▶ _To be done_:
Tally the lines in the records underneath that contain the string "this", and state the figure by itself.

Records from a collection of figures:
::::::

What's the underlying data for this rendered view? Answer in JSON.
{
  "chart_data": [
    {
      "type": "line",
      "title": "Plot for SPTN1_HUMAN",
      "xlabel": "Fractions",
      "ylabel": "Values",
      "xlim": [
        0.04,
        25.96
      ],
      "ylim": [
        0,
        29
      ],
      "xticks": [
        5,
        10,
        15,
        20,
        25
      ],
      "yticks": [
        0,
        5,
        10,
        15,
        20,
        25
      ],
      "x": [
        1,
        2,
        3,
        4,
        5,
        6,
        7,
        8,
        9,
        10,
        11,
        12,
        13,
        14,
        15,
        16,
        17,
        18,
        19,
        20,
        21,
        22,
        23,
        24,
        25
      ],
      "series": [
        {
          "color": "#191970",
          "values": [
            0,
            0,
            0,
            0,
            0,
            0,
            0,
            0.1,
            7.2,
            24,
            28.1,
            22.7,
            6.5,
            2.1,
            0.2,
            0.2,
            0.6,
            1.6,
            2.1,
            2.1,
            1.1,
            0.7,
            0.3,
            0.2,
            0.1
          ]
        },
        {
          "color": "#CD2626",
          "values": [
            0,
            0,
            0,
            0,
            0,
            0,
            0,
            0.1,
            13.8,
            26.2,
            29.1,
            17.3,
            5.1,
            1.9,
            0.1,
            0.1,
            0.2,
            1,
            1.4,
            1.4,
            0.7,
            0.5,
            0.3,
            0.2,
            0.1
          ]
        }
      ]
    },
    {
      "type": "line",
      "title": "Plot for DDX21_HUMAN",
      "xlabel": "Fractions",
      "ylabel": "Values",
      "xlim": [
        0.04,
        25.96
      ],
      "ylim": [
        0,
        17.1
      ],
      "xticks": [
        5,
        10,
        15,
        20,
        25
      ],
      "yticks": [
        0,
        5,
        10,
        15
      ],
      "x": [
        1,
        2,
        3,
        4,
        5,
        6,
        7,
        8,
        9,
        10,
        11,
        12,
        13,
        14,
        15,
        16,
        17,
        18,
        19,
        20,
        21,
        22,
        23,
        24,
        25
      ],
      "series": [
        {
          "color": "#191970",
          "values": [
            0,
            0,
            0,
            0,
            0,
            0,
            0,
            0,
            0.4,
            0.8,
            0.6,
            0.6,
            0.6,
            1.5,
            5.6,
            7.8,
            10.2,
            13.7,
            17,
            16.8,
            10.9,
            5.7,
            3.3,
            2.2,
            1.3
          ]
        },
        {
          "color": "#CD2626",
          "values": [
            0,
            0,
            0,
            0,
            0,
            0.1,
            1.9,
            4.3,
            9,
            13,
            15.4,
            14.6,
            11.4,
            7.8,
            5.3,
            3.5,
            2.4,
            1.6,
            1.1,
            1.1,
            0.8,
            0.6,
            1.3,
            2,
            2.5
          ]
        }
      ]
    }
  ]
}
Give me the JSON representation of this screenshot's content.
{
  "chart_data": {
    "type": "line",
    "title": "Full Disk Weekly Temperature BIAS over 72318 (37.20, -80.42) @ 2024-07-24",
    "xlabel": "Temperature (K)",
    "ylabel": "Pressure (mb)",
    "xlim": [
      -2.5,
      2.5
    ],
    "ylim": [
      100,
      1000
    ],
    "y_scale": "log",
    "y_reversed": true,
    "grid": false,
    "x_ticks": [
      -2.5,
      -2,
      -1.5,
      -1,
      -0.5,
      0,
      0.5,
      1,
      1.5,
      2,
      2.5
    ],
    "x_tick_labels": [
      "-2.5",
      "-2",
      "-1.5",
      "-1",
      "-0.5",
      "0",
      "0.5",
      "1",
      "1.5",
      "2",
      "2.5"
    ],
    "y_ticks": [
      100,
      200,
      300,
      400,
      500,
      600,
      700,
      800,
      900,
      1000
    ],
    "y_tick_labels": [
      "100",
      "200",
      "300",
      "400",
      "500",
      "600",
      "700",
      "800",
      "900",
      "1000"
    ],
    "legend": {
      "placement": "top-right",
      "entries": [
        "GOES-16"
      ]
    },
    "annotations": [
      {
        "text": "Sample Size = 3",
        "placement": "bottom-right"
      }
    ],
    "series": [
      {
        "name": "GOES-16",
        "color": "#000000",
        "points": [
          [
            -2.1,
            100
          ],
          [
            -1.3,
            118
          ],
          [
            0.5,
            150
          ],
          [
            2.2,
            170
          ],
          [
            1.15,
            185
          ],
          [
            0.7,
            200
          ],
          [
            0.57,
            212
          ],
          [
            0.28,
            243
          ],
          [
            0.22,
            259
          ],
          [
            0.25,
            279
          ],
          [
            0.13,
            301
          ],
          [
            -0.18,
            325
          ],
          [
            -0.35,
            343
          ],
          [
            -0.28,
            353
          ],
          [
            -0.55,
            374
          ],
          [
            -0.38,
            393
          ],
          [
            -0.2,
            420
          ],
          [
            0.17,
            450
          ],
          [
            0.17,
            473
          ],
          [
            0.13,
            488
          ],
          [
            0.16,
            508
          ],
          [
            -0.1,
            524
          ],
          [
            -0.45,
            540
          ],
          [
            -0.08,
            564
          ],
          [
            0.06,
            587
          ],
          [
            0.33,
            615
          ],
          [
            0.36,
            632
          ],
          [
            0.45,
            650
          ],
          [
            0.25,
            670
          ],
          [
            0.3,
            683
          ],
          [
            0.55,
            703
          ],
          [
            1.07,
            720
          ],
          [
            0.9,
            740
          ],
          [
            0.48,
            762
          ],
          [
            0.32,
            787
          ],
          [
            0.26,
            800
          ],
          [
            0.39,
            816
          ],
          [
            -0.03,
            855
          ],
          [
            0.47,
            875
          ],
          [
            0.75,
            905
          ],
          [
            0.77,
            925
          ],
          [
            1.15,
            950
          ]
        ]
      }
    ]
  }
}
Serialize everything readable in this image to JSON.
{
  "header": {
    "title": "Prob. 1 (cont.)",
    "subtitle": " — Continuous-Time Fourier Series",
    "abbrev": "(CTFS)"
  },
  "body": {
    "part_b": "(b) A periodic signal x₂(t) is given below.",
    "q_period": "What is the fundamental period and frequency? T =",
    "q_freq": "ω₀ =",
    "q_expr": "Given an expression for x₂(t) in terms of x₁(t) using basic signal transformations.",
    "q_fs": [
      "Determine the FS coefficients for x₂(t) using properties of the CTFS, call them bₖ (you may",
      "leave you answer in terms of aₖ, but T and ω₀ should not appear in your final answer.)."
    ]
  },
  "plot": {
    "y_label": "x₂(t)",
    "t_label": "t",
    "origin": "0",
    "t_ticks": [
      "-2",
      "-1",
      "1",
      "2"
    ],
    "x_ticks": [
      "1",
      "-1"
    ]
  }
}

::::::

▶ _Exercise answer_:
3